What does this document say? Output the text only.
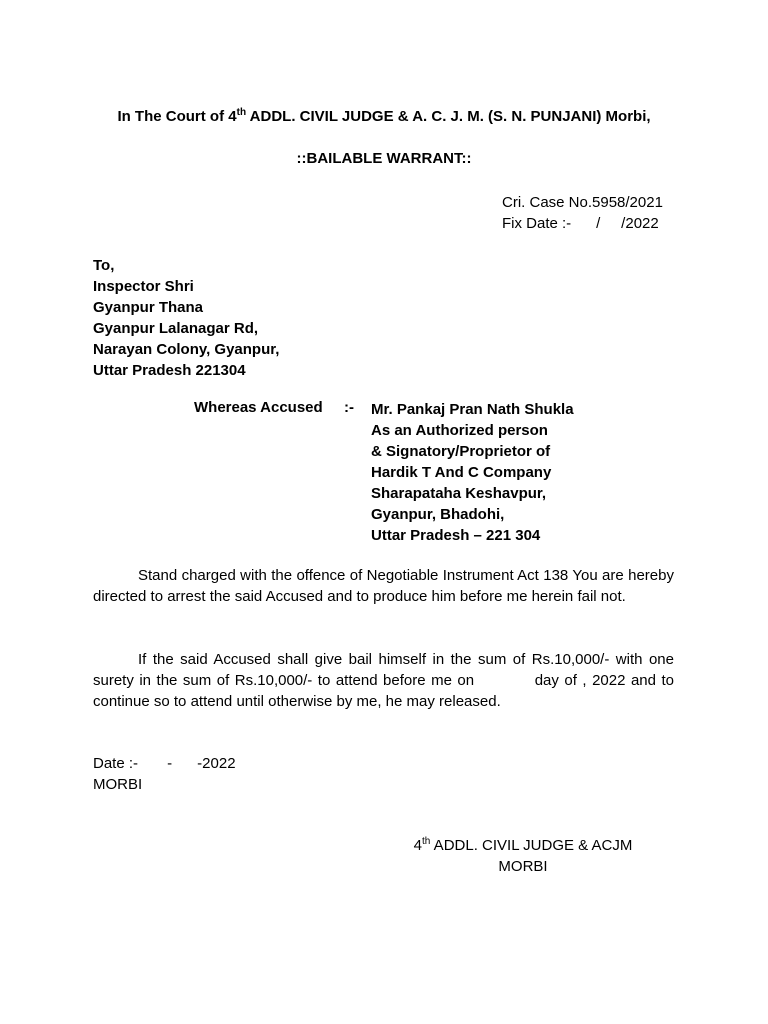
In The Court of 4th ADDL. CIVIL JUDGE & A. C. J. M. (S. N. PUNJANI) Morbi,
::BAILABLE WARRANT::
Cri. Case No.5958/2021
Fix Date :-      /     /2022
To,
Inspector Shri
Gyanpur Thana
Gyanpur Lalanagar Rd,
Narayan Colony, Gyanpur,
Uttar Pradesh 221304
Whereas Accused :- Mr. Pankaj Pran Nath Shukla
As an Authorized person
& Signatory/Proprietor of
Hardik T And C Company
Sharapataha Keshavpur,
Gyanpur, Bhadohi,
Uttar Pradesh – 221 304
Stand charged with the offence of Negotiable Instrument Act 138 You are hereby directed to arrest the said Accused and to produce him before me herein fail not.
If the said Accused shall give bail himself in the sum of Rs.10,000/- with one surety in the sum of Rs.10,000/- to attend before me on           day of , 2022 and to continue so to attend until otherwise by me, he may released.
Date :-       -      -2022
MORBI
4th ADDL. CIVIL JUDGE & ACJM
MORBI
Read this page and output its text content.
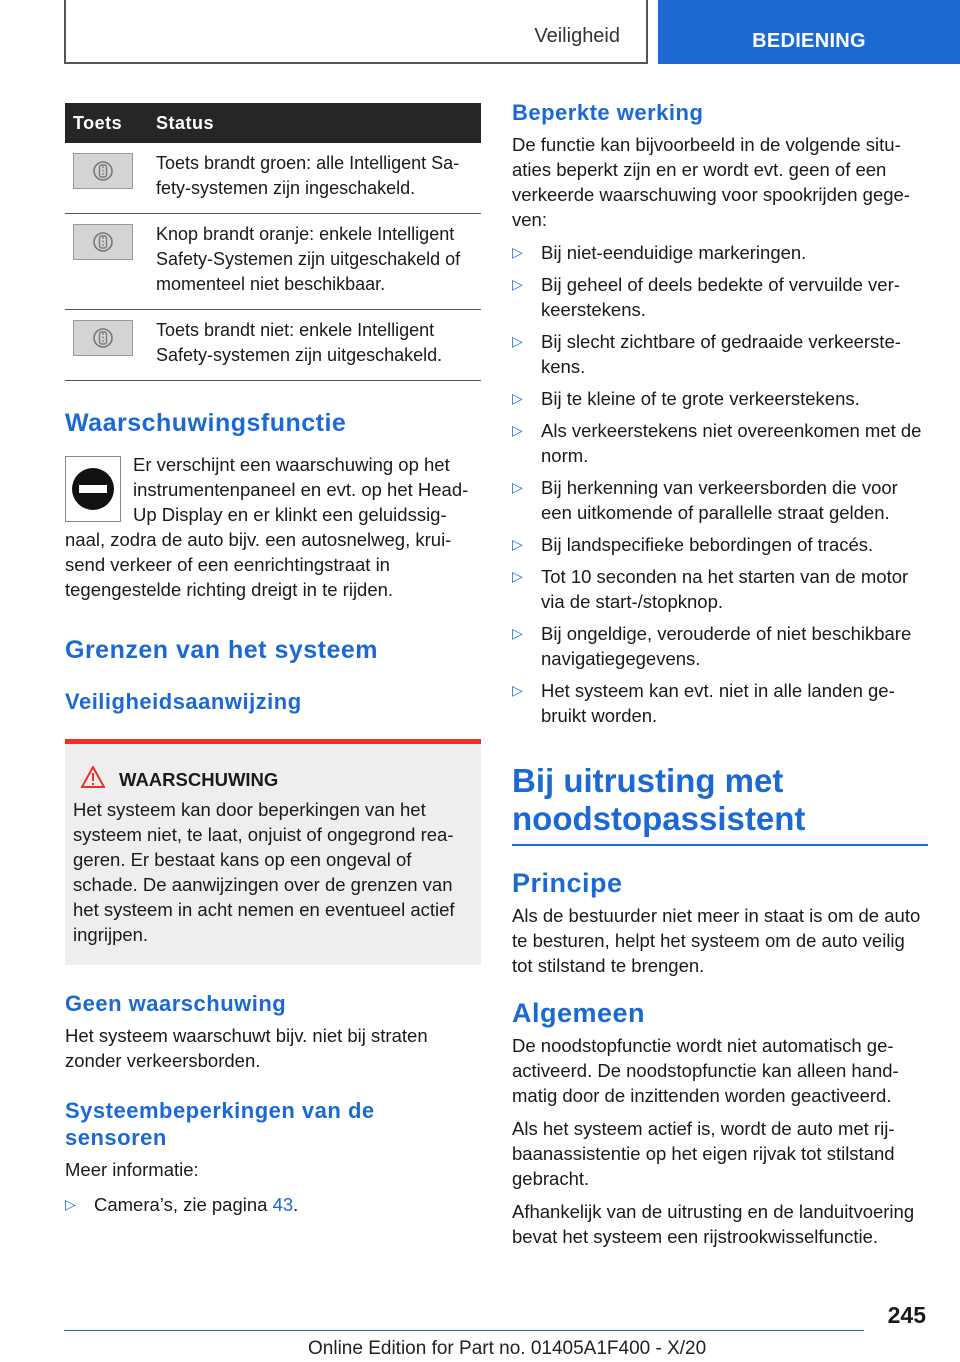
Veiligheid	BEDIENING
Toets	Status

	Toets brandt groen: alle Intelligent Sa-fety-systemen zijn ingeschakeld.

	Knop brandt oranje: enkele Intelligent Safety-Systemen zijn uitgeschakeld of momenteel niet beschikbaar.

	Toets brandt niet: enkele Intelligent Safety-systemen zijn uitgeschakeld.
Waarschuwingsfunctie

Er verschijnt een waarschuwing op het instrumentenpaneel en evt. op het Head-Up Display en er klinkt een geluidssig-naal, zodra de auto bijv. een autosnelweg, krui-send verkeer of een eenrichtingstraat in tegengestelde richting dreigt in te rijden.

Grenzen van het systeem
Veiligheidsaanwijzing
WAARSCHUWING

Het systeem kan door beperkingen van het systeem niet, te laat, onjuist of ongegrond rea-geren. Er bestaat kans op een ongeval of schade. De aanwijzingen over de grenzen van het systeem in acht nemen en eventueel actief ingrijpen.

Geen waarschuwing

Het systeem waarschuwt bijv. niet bij straten zonder verkeersborden.

Systeembeperkingen van de sensoren

Meer informatie:

▷ Camera’s, zie pagina 43.
Beperkte werking

De functie kan bijvoorbeeld in de volgende situ-aties beperkt zijn en er wordt evt. geen of een verkeerde waarschuwing voor spookrijden gege-ven:

▷ Bij niet-eenduidige markeringen.
▷ Bij geheel of deels bedekte of vervuilde ver-keerstekens.
▷ Bij slecht zichtbare of gedraaide verkeerste-kens.
▷ Bij te kleine of te grote verkeerstekens.
▷ Als verkeerstekens niet overeenkomen met de norm.
▷ Bij herkenning van verkeersborden die voor een uitkomende of parallelle straat gelden.
▷ Bij landspecifieke bebordingen of tracés.
▷ Tot 10 seconden na het starten van de motor via de start-/stopknop.
▷ Bij ongeldige, verouderde of niet beschikbare navigatiegegevens.
▷ Het systeem kan evt. niet in alle landen ge-bruikt worden.
Bij uitrusting met noodstopassistent
Principe

Als de bestuurder niet meer in staat is om de auto te besturen, helpt het systeem om de auto veilig tot stilstand te brengen.

Algemeen

De noodstopfunctie wordt niet automatisch ge-activeerd. De noodstopfunctie kan alleen hand-matig door de inzittenden worden geactiveerd.

Als het systeem actief is, wordt de auto met rij-baanassistentie op het eigen rijvak tot stilstand gebracht.

Afhankelijk van de uitrusting en de landuitvoering bevat het systeem een rijstrookwisselfunctie.

245
Online Edition for Part no. 01405A1F400 - X/20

+ + + + + + +

Stated problem:
Return each line among the entries that holds the word "actief".

Result for this task:
Het systeem kan door beperkingen van het systeem niet, te laat, onjuist of ongegrond rea-geren. Er bestaat kans op een ongeval of schade. De aanwijzingen over de grenzen van het systeem in acht nemen en eventueel actief ingrijpen.
Als het systeem actief is, wordt de auto met rij-baanassistentie op het eigen rijvak tot stilstand gebracht.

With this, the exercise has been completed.